▼
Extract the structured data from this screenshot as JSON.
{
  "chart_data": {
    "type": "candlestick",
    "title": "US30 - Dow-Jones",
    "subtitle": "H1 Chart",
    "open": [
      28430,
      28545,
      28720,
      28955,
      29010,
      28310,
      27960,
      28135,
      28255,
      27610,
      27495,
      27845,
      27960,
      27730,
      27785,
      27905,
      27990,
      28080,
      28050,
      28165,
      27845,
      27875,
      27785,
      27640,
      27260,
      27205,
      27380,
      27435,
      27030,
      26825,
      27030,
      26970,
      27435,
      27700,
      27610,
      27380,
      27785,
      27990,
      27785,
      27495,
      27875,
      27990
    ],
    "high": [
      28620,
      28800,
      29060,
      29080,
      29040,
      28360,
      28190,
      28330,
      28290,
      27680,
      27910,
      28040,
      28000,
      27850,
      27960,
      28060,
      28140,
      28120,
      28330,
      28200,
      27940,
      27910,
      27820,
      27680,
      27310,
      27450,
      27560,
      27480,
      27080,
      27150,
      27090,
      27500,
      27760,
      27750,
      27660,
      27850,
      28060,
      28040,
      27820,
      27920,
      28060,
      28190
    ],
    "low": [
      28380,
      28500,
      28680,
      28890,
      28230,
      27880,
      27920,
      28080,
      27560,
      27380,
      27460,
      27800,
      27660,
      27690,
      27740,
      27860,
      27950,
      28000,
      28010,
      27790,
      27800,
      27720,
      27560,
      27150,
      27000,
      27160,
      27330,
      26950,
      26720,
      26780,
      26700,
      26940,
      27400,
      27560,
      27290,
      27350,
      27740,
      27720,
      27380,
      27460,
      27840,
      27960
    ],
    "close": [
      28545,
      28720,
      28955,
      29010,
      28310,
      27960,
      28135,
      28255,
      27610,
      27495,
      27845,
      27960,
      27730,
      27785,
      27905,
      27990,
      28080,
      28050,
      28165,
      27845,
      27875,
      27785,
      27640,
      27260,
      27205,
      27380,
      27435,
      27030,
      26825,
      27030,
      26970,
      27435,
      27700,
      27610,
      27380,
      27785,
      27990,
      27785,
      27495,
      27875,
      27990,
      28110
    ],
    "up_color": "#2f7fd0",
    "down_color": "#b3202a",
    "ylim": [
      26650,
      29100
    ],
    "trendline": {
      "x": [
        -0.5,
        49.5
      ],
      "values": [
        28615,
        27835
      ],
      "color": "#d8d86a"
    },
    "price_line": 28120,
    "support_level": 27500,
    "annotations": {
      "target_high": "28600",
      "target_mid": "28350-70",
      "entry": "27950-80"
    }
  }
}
▲
**Job:**
Reproduce the material above exactly; please quote every line of it.

**The output:**
Extract the structured data from this screenshot as JSON.
{
  "chart_data": {
    "type": "candlestick",
    "title": "US30 - Dow-Jones",
    "subtitle": "H1 Chart",
    "open": [
      28430,
      28545,
      28720,
      28955,
      29010,
      28310,
      27960,
      28135,
      28255,
      27610,
      27495,
      27845,
      27960,
      27730,
      27785,
      27905,
      27990,
      28080,
      28050,
      28165,
      27845,
      27875,
      27785,
      27640,
      27260,
      27205,
      27380,
      27435,
      27030,
      26825,
      27030,
      26970,
      27435,
      27700,
      27610,
      27380,
      27785,
      27990,
      27785,
      27495,
      27875,
      27990
    ],
    "high": [
      28620,
      28800,
      29060,
      29080,
      29040,
      28360,
      28190,
      28330,
      28290,
      27680,
      27910,
      28040,
      28000,
      27850,
      27960,
      28060,
      28140,
      28120,
      28330,
      28200,
      27940,
      27910,
      27820,
      27680,
      27310,
      27450,
      27560,
      27480,
      27080,
      27150,
      27090,
      27500,
      27760,
      27750,
      27660,
      27850,
      28060,
      28040,
      27820,
      27920,
      28060,
      28190
    ],
    "low": [
      28380,
      28500,
      28680,
      28890,
      28230,
      27880,
      27920,
      28080,
      27560,
      27380,
      27460,
      27800,
      27660,
      27690,
      27740,
      27860,
      27950,
      28000,
      28010,
      27790,
      27800,
      27720,
      27560,
      27150,
      27000,
      27160,
      27330,
      26950,
      26720,
      26780,
      26700,
      26940,
      27400,
      27560,
      27290,
      27350,
      27740,
      27720,
      27380,
      27460,
      27840,
      27960
    ],
    "close": [
      28545,
      28720,
      28955,
      29010,
      28310,
      27960,
      28135,
      28255,
      27610,
      27495,
      27845,
      27960,
      27730,
      27785,
      27905,
      27990,
      28080,
      28050,
      28165,
      27845,
      27875,
      27785,
      27640,
      27260,
      27205,
      27380,
      27435,
      27030,
      26825,
      27030,
      26970,
      27435,
      27700,
      27610,
      27380,
      27785,
      27990,
      27785,
      27495,
      27875,
      27990,
      28110
    ],
    "up_color": "#2f7fd0",
    "down_color": "#b3202a",
    "ylim": [
      26650,
      29100
    ],
    "trendline": {
      "x": [
        -0.5,
        49.5
      ],
      "values": [
        28615,
        27835
      ],
      "color": "#d8d86a"
    },
    "price_line": 28120,
    "support_level": 27500,
    "annotations": {
      "target_high": "28600",
      "target_mid": "28350-70",
      "entry": "27950-80"
    }
  }
}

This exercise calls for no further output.